- The exercise
Render as a numbered list, omitting blank lines, only the part of the records that opens with the line containing "chart-title: Diversification Works!" and closes with the line containing "legend-code: VEURX (71, 171, 99, 180)", both included.

- The records
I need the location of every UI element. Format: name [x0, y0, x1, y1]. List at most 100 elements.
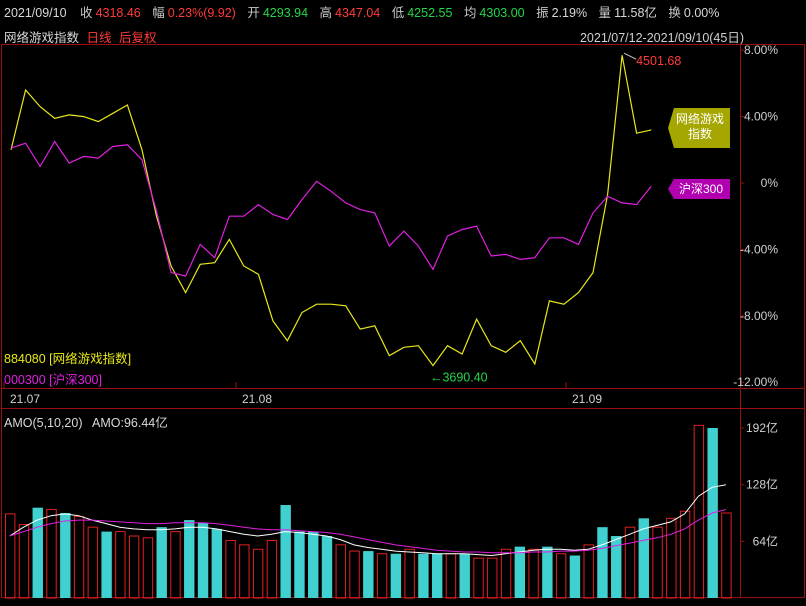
tag-game-bg	[668, 108, 730, 148]
max-arrow	[623, 52, 637, 60]
min-annotation: ←3690.40	[430, 371, 488, 385]
volume-value: 11.58亿	[614, 6, 657, 20]
amo-bar	[638, 518, 649, 598]
x-tick-label: 21.07	[10, 392, 40, 406]
y-tick-label: -4.00%	[740, 242, 778, 256]
amo-bar	[666, 517, 677, 599]
amo-bar	[583, 544, 594, 599]
tag-game: 网络游戏	[676, 111, 724, 126]
amo-bar	[239, 544, 250, 599]
high-label: 高	[319, 6, 333, 20]
amo-bar	[294, 531, 305, 598]
high-value: 4347.04	[335, 6, 381, 20]
amo-bar	[611, 536, 622, 598]
turnover-value: 0.00%	[683, 6, 720, 20]
turnover-label: 换	[668, 6, 681, 20]
y-tick-label: -12.00%	[733, 375, 778, 389]
change-label: 幅	[152, 6, 165, 20]
amo-bar	[349, 550, 360, 599]
x-tick-label: 21.09	[572, 392, 602, 406]
amo-bar	[431, 553, 443, 598]
amo-bar	[321, 536, 333, 598]
volume-label: 量	[598, 6, 612, 20]
low-label: 低	[391, 6, 405, 20]
amo-title: AMO(5,10,20)	[4, 416, 83, 430]
amo-bar	[225, 539, 236, 599]
amo-bar	[569, 555, 581, 598]
amo-bar	[170, 531, 181, 599]
amplitude-value: 2.19%	[551, 6, 588, 20]
amo-bar	[101, 531, 112, 598]
amo-bar	[5, 513, 16, 599]
low-value: 4252.55	[407, 6, 453, 20]
y-tick-label: -8.00%	[740, 309, 778, 323]
amo-value: AMO:96.44亿	[92, 416, 168, 430]
legend-hs300: 000300 [沪深300]	[4, 373, 102, 387]
close-label: 收	[80, 6, 93, 20]
tag-game-line2: 指数	[688, 126, 712, 141]
amo-bar	[211, 528, 223, 598]
amo-tick-label: 64亿	[753, 533, 778, 548]
amo-bar	[418, 553, 429, 598]
amo-bar	[280, 505, 291, 598]
period-selector[interactable]: 日线	[86, 31, 112, 45]
amo-bar	[624, 526, 636, 599]
amo-bar	[597, 527, 608, 598]
amo-bar	[156, 527, 167, 598]
date-range: 2021/07/12-2021/09/10(45日)	[579, 31, 744, 45]
amo-bar	[473, 557, 484, 599]
amo-bar	[679, 510, 691, 599]
sub-header: 网络游戏指数 日线 后复权	[4, 27, 157, 46]
amplitude-label: 振	[536, 6, 549, 20]
amo-bar	[32, 507, 43, 598]
amo-bar	[335, 544, 346, 599]
amo-bar	[142, 537, 154, 599]
chart-frame	[1, 44, 805, 598]
amo-bar	[184, 520, 195, 598]
avg-label: 均	[463, 6, 477, 20]
open-label: 开	[247, 6, 260, 20]
amo-bar	[445, 553, 457, 599]
legend-game: 884080 [网络游戏指数]	[4, 352, 132, 366]
y-tick-label: 0%	[761, 176, 779, 190]
amo-ma-line	[9, 509, 727, 554]
series-line-game	[10, 55, 652, 367]
avg-value: 4303.00	[479, 6, 525, 20]
amo-bar	[197, 522, 209, 598]
amo-bar	[555, 553, 567, 599]
amo-bar	[87, 526, 99, 599]
amo-bar	[721, 512, 732, 599]
index-name: 网络游戏指数	[4, 31, 80, 45]
amo-bar	[252, 548, 264, 599]
amo-bar	[652, 526, 663, 599]
amo-bar	[18, 524, 30, 599]
amo-bar	[693, 424, 705, 599]
amo-bar	[266, 539, 278, 599]
amo-bar	[500, 548, 512, 599]
amo-bar	[115, 531, 126, 599]
tag-hs300: 沪深300	[679, 182, 723, 196]
tag-hs300-bg	[668, 179, 730, 199]
open-value: 4293.94	[262, 6, 309, 20]
y-tick-label: 4.00%	[744, 110, 778, 124]
amo-tick-label: 192亿	[746, 420, 778, 435]
amo-bar	[542, 546, 553, 598]
amo-ma-line	[9, 484, 726, 557]
amo-bar	[308, 531, 319, 598]
amo-bar	[73, 516, 85, 599]
amo-bar	[514, 546, 526, 598]
close-value: 4318.46	[95, 6, 141, 20]
amo-tick-label: 128亿	[746, 477, 778, 492]
x-tick-label: 21.08	[242, 392, 272, 406]
change-value: 0.23%(9.92)	[167, 6, 236, 20]
series-line-hs300	[10, 140, 652, 277]
quote-header: 2021/09/10 收 4318.46 幅 0.23%(9.92) 开 4293.9…	[0, 0, 806, 26]
amo-bar	[404, 548, 415, 599]
amo-bar	[376, 553, 388, 599]
y-tick-label: 8.00%	[744, 43, 778, 57]
adjust-selector[interactable]: 后复权	[119, 31, 157, 45]
max-annotation: 4501.68	[636, 54, 681, 68]
amo-bar	[363, 551, 374, 598]
amo-bar	[459, 553, 470, 598]
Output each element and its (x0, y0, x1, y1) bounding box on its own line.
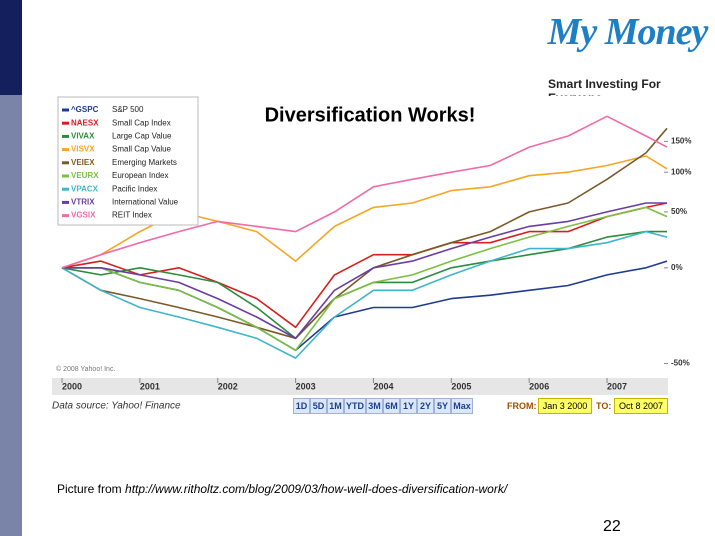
chart-title: Diversification Works! (265, 104, 476, 126)
range-button[interactable]: 5Y (434, 398, 451, 414)
y-tick-label: 100% (671, 167, 691, 176)
logo: My Money (547, 11, 709, 53)
series-line (61, 230, 668, 359)
legend-code: VEURX (71, 171, 99, 180)
range-button[interactable]: 6M (383, 398, 400, 414)
side-bar-top (0, 0, 22, 95)
to-date[interactable]: Oct 8 2007 (614, 398, 668, 414)
legend-label: Emerging Markets (112, 158, 177, 167)
legend-code: VTRIX (71, 198, 95, 207)
caption-url: http://www.ritholtz.com/blog/2009/03/how… (125, 482, 508, 496)
series-line (62, 202, 667, 340)
legend-code: VISVX (71, 145, 95, 154)
legend-label: S&P 500 (112, 105, 144, 114)
y-tick-label: 150% (671, 137, 691, 146)
page-number: 22 (603, 518, 621, 535)
range-button[interactable]: Max (451, 398, 473, 414)
x-axis-band (52, 378, 668, 395)
caption-prefix: Picture from (57, 482, 126, 496)
series-line (62, 206, 668, 352)
y-tick-label: 0% (671, 263, 683, 272)
series-line (61, 202, 668, 329)
legend-code: VGSIX (71, 211, 96, 220)
legend-code: VEIEX (71, 158, 95, 167)
legend-label: Large Cap Value (112, 132, 172, 141)
range-button[interactable]: 1M (327, 398, 344, 414)
x-tick-label: 2000 (62, 381, 82, 391)
range-button[interactable]: YTD (344, 398, 366, 414)
caption: Picture from http://www.ritholtz.com/blo… (57, 482, 507, 496)
legend-code: VIVAX (71, 132, 95, 141)
x-tick-label: 2001 (140, 381, 160, 391)
legend-code: ^GSPC (71, 105, 99, 114)
legend-label: International Value (112, 198, 179, 207)
x-tick-label: 2002 (218, 381, 238, 391)
range-button[interactable]: 3M (366, 398, 383, 414)
from-date[interactable]: Jan 3 2000 (538, 398, 592, 414)
y-tick-label: -50% (671, 359, 690, 368)
legend-label: REIT Index (112, 211, 152, 220)
legend-code: VPACX (71, 184, 99, 193)
x-tick-label: 2004 (373, 381, 393, 391)
y-tick-label: 50% (671, 207, 687, 216)
legend-box (57, 96, 199, 226)
data-source: Data source: Yahoo! Finance (52, 401, 181, 412)
copyright: © 2008 Yahoo! Inc. (56, 365, 115, 373)
range-button[interactable]: 5D (310, 398, 327, 414)
range-button[interactable]: 2Y (417, 398, 434, 414)
x-tick-label: 2006 (529, 381, 549, 391)
legend-label: Small Cap Value (112, 145, 172, 154)
legend-code: NAESX (71, 118, 99, 127)
legend-label: European Index (112, 171, 169, 180)
series-line (61, 115, 668, 269)
range-label: TO: (596, 401, 612, 411)
x-tick-label: 2007 (607, 381, 627, 391)
range-button[interactable]: 1Y (400, 398, 417, 414)
range-label: FROM: (507, 401, 537, 411)
x-tick-label: 2005 (451, 381, 471, 391)
range-button[interactable]: 1D (293, 398, 310, 414)
side-bar (0, 95, 22, 536)
legend-label: Small Cap Index (112, 118, 171, 127)
legend-label: Pacific Index (112, 184, 157, 193)
x-tick-label: 2003 (296, 381, 316, 391)
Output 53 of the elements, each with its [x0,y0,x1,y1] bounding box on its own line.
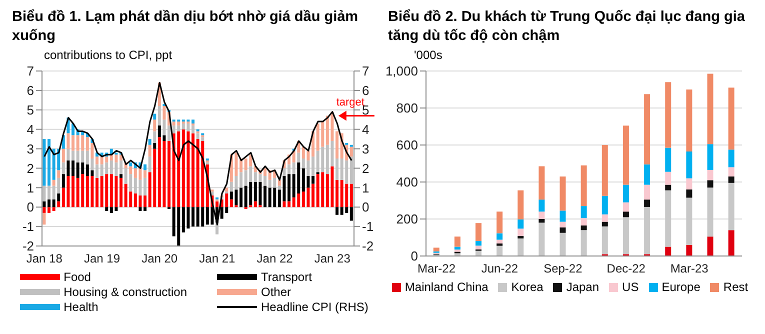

- Completed task
1. chart-title: Diversification Works! (265, 104, 476, 126)
2. range-button[interactable]: 5Y (434, 398, 451, 414)
3. y-tick-label: 100% (671, 167, 691, 176)
4. logo: My Money (547, 11, 709, 53)
5. series-line (61, 230, 668, 359)
6. legend-code: VEURX (71, 171, 99, 180)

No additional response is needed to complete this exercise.